> [TASK TO COMPLETE]: Find every line of the listing below where "water" appears, and copy it.

> [GIVEN ENTRIES]:
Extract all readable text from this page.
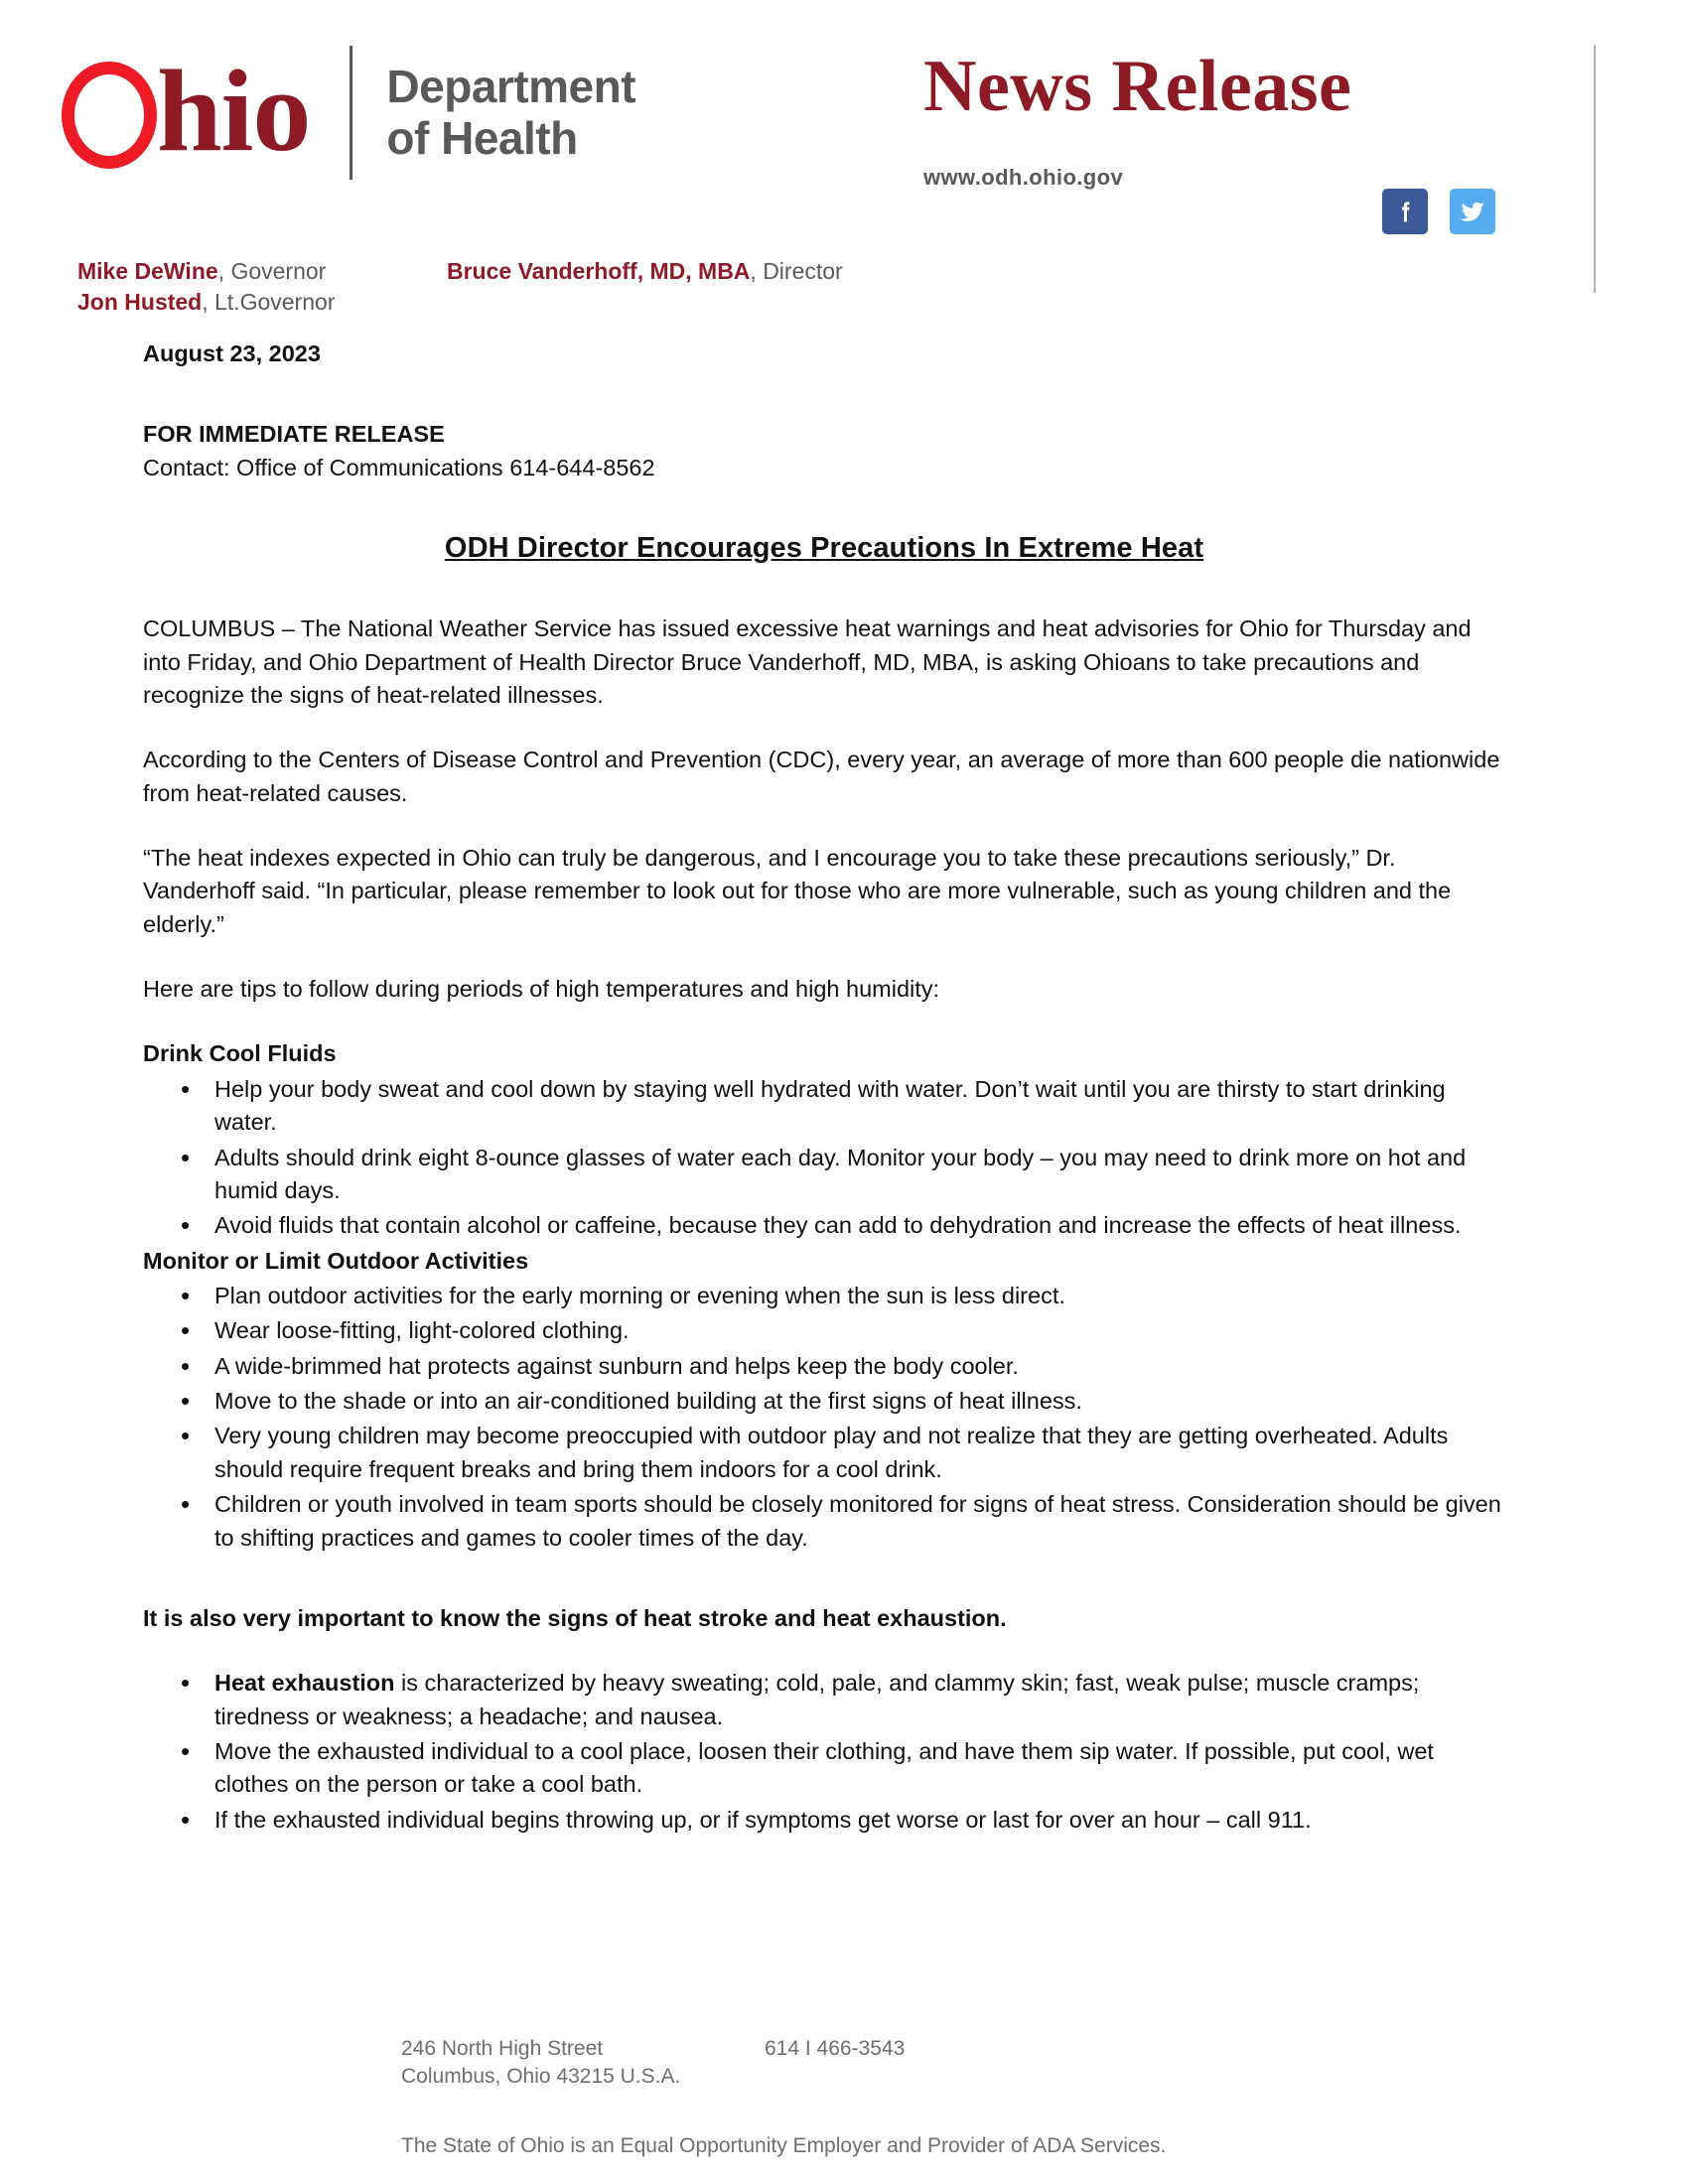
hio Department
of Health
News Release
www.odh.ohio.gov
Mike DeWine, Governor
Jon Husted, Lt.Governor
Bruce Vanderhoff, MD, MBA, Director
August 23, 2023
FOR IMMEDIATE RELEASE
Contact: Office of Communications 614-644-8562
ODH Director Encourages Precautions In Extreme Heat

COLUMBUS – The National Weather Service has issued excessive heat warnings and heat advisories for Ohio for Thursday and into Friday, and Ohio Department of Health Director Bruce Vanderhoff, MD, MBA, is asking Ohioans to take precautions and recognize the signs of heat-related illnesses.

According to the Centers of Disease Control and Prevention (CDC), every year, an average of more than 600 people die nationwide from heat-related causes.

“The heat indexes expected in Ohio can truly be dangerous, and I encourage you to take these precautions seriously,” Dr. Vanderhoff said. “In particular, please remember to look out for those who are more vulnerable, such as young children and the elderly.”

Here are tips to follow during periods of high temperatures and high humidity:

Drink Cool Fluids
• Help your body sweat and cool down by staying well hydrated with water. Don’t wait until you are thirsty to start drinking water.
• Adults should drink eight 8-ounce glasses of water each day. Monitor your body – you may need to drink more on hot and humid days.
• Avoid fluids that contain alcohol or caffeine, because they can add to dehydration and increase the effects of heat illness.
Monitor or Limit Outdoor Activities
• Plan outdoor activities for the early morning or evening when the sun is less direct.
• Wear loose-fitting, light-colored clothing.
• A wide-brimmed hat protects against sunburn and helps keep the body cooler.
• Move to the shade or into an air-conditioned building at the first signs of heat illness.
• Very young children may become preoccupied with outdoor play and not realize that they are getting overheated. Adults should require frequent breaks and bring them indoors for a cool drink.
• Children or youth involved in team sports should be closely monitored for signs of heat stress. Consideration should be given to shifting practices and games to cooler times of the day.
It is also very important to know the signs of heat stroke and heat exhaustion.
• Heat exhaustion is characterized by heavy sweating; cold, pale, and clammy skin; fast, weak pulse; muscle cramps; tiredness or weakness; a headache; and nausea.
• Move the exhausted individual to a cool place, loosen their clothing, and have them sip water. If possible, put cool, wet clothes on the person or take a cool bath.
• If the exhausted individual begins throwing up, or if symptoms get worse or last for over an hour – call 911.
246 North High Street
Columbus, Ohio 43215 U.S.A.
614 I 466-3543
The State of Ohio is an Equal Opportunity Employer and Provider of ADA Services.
==
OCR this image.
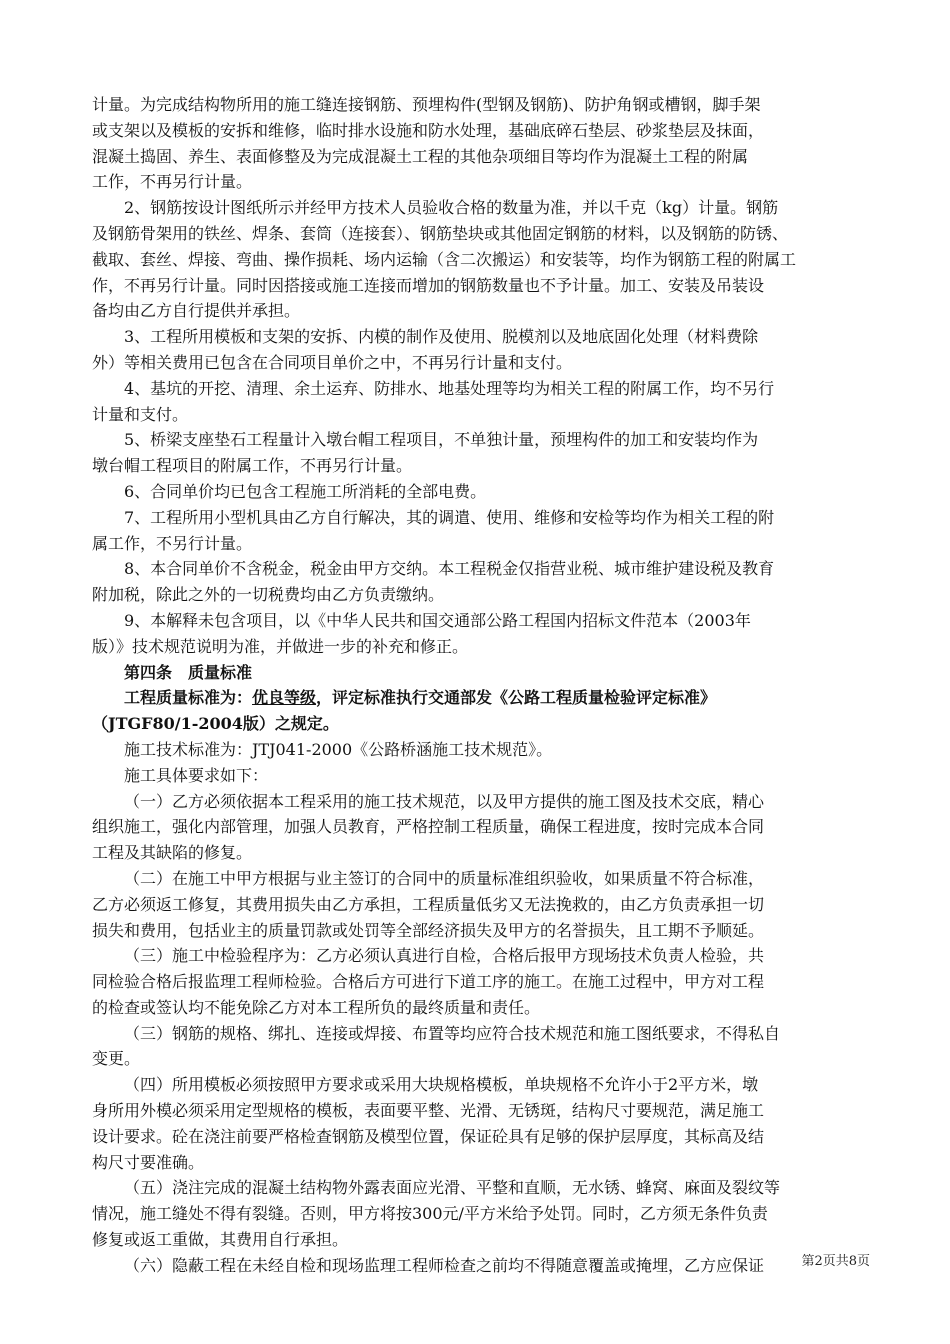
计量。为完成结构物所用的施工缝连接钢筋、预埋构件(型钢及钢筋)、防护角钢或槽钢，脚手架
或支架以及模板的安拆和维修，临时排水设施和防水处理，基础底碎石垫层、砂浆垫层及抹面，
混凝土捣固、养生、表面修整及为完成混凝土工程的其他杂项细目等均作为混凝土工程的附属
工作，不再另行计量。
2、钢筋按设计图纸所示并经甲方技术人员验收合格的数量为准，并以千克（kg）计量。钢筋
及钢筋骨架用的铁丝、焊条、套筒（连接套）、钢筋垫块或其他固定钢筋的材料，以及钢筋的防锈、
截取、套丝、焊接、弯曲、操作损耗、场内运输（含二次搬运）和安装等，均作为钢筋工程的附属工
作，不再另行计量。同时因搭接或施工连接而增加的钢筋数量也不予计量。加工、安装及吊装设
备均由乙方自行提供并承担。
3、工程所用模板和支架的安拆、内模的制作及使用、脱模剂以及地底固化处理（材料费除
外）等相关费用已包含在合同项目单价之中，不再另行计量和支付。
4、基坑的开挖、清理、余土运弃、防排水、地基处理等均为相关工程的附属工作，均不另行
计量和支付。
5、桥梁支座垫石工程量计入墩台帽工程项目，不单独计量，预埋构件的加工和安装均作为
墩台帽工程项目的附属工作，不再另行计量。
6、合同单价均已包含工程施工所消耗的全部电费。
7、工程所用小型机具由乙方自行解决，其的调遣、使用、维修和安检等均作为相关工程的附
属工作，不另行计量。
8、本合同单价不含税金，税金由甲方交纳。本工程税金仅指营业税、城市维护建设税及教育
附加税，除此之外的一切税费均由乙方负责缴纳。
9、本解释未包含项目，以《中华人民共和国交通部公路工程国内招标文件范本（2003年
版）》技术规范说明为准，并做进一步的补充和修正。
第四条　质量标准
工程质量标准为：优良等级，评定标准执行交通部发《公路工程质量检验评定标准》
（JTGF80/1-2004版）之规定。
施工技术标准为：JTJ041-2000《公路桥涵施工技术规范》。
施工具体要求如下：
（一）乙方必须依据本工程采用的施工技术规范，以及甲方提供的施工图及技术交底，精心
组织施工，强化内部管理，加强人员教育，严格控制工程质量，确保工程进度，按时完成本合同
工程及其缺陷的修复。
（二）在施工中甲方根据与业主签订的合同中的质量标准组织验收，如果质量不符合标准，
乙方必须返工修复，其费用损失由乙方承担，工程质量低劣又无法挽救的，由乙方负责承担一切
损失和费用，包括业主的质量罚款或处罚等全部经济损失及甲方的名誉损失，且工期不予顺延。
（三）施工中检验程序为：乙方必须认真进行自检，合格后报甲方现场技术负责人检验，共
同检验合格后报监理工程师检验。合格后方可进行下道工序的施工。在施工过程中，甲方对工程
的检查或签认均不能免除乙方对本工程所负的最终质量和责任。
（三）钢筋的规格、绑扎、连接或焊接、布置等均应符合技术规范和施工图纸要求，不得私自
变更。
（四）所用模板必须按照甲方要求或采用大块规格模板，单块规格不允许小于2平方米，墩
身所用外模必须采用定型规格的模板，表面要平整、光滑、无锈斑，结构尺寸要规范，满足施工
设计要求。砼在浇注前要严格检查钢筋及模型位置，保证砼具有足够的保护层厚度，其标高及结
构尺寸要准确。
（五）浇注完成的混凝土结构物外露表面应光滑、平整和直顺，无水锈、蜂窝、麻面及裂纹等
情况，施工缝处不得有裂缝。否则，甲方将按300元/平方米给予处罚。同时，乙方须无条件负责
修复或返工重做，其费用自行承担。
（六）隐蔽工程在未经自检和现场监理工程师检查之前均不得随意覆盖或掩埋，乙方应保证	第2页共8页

> [RESPONSE TO THE TASK]:
• Help your body sweat and cool down by staying well hydrated with water. Don’t wait until you are thirsty to start drinking water.
• Adults should drink eight 8-ounce glasses of water each day. Monitor your body – you may need to drink more on hot and humid days.
• Move the exhausted individual to a cool place, loosen their clothing, and have them sip water. If possible, put cool, wet clothes on the person or take a cool bath.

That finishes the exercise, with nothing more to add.